#### Short task
Repeat the listing in full, exactly as it stands.
** start **
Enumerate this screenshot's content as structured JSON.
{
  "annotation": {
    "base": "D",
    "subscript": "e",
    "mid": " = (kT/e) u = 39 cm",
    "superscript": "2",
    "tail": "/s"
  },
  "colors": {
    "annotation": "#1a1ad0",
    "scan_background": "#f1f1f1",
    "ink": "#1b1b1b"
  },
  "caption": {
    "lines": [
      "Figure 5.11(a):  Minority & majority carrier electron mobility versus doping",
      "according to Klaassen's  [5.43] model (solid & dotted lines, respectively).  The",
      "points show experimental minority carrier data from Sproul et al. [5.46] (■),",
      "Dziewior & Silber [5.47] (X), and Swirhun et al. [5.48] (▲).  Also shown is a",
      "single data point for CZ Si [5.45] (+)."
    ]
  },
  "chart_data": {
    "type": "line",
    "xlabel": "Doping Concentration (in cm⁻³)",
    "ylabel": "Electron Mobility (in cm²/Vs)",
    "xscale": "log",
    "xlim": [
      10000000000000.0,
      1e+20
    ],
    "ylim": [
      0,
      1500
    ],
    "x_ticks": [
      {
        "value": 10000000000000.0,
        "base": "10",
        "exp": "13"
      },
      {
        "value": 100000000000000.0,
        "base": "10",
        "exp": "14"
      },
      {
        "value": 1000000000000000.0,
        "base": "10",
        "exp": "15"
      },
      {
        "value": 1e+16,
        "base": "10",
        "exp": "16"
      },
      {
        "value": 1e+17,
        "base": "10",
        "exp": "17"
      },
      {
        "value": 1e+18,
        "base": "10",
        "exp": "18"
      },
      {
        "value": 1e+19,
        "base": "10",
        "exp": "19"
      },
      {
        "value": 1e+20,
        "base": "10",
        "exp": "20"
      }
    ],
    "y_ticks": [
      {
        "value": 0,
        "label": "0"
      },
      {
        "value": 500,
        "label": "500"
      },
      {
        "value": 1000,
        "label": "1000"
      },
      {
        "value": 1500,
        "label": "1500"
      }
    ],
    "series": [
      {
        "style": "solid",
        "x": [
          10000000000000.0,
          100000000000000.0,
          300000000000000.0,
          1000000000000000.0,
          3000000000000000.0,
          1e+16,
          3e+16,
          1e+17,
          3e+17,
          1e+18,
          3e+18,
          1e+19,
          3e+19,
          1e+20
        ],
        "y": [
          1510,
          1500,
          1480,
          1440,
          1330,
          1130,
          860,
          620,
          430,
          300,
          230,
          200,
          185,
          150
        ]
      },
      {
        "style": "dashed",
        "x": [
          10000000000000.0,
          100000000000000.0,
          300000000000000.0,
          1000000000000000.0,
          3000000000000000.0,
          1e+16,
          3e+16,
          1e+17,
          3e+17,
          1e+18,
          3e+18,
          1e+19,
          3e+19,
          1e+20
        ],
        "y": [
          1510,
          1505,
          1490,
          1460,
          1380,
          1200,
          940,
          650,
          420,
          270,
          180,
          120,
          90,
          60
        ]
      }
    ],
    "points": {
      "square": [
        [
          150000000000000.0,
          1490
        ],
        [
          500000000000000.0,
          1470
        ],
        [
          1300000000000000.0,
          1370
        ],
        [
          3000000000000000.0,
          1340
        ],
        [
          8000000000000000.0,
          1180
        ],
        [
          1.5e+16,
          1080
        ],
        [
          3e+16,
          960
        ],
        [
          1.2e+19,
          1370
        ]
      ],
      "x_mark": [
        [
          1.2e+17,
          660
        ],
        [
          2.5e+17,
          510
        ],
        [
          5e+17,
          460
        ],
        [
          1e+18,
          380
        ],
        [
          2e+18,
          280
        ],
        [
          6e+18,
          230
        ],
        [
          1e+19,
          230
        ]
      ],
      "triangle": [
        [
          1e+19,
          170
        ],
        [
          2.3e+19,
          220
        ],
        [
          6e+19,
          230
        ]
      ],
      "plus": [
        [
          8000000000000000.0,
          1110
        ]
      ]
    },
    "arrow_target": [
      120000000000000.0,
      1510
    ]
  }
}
** end **
#### Result of this exercise
Enumerate this screenshot's content as structured JSON.
{
  "annotation": {
    "base": "D",
    "subscript": "e",
    "mid": " = (kT/e) u = 39 cm",
    "superscript": "2",
    "tail": "/s"
  },
  "colors": {
    "annotation": "#1a1ad0",
    "scan_background": "#f1f1f1",
    "ink": "#1b1b1b"
  },
  "caption": {
    "lines": [
      "Figure 5.11(a):  Minority & majority carrier electron mobility versus doping",
      "according to Klaassen's  [5.43] model (solid & dotted lines, respectively).  The",
      "points show experimental minority carrier data from Sproul et al. [5.46] (■),",
      "Dziewior & Silber [5.47] (X), and Swirhun et al. [5.48] (▲).  Also shown is a",
      "single data point for CZ Si [5.45] (+)."
    ]
  },
  "chart_data": {
    "type": "line",
    "xlabel": "Doping Concentration (in cm⁻³)",
    "ylabel": "Electron Mobility (in cm²/Vs)",
    "xscale": "log",
    "xlim": [
      10000000000000.0,
      1e+20
    ],
    "ylim": [
      0,
      1500
    ],
    "x_ticks": [
      {
        "value": 10000000000000.0,
        "base": "10",
        "exp": "13"
      },
      {
        "value": 100000000000000.0,
        "base": "10",
        "exp": "14"
      },
      {
        "value": 1000000000000000.0,
        "base": "10",
        "exp": "15"
      },
      {
        "value": 1e+16,
        "base": "10",
        "exp": "16"
      },
      {
        "value": 1e+17,
        "base": "10",
        "exp": "17"
      },
      {
        "value": 1e+18,
        "base": "10",
        "exp": "18"
      },
      {
        "value": 1e+19,
        "base": "10",
        "exp": "19"
      },
      {
        "value": 1e+20,
        "base": "10",
        "exp": "20"
      }
    ],
    "y_ticks": [
      {
        "value": 0,
        "label": "0"
      },
      {
        "value": 500,
        "label": "500"
      },
      {
        "value": 1000,
        "label": "1000"
      },
      {
        "value": 1500,
        "label": "1500"
      }
    ],
    "series": [
      {
        "style": "solid",
        "x": [
          10000000000000.0,
          100000000000000.0,
          300000000000000.0,
          1000000000000000.0,
          3000000000000000.0,
          1e+16,
          3e+16,
          1e+17,
          3e+17,
          1e+18,
          3e+18,
          1e+19,
          3e+19,
          1e+20
        ],
        "y": [
          1510,
          1500,
          1480,
          1440,
          1330,
          1130,
          860,
          620,
          430,
          300,
          230,
          200,
          185,
          150
        ]
      },
      {
        "style": "dashed",
        "x": [
          10000000000000.0,
          100000000000000.0,
          300000000000000.0,
          1000000000000000.0,
          3000000000000000.0,
          1e+16,
          3e+16,
          1e+17,
          3e+17,
          1e+18,
          3e+18,
          1e+19,
          3e+19,
          1e+20
        ],
        "y": [
          1510,
          1505,
          1490,
          1460,
          1380,
          1200,
          940,
          650,
          420,
          270,
          180,
          120,
          90,
          60
        ]
      }
    ],
    "points": {
      "square": [
        [
          150000000000000.0,
          1490
        ],
        [
          500000000000000.0,
          1470
        ],
        [
          1300000000000000.0,
          1370
        ],
        [
          3000000000000000.0,
          1340
        ],
        [
          8000000000000000.0,
          1180
        ],
        [
          1.5e+16,
          1080
        ],
        [
          3e+16,
          960
        ],
        [
          1.2e+19,
          1370
        ]
      ],
      "x_mark": [
        [
          1.2e+17,
          660
        ],
        [
          2.5e+17,
          510
        ],
        [
          5e+17,
          460
        ],
        [
          1e+18,
          380
        ],
        [
          2e+18,
          280
        ],
        [
          6e+18,
          230
        ],
        [
          1e+19,
          230
        ]
      ],
      "triangle": [
        [
          1e+19,
          170
        ],
        [
          2.3e+19,
          220
        ],
        [
          6e+19,
          230
        ]
      ],
      "plus": [
        [
          8000000000000000.0,
          1110
        ]
      ]
    },
    "arrow_target": [
      120000000000000.0,
      1510
    ]
  }
}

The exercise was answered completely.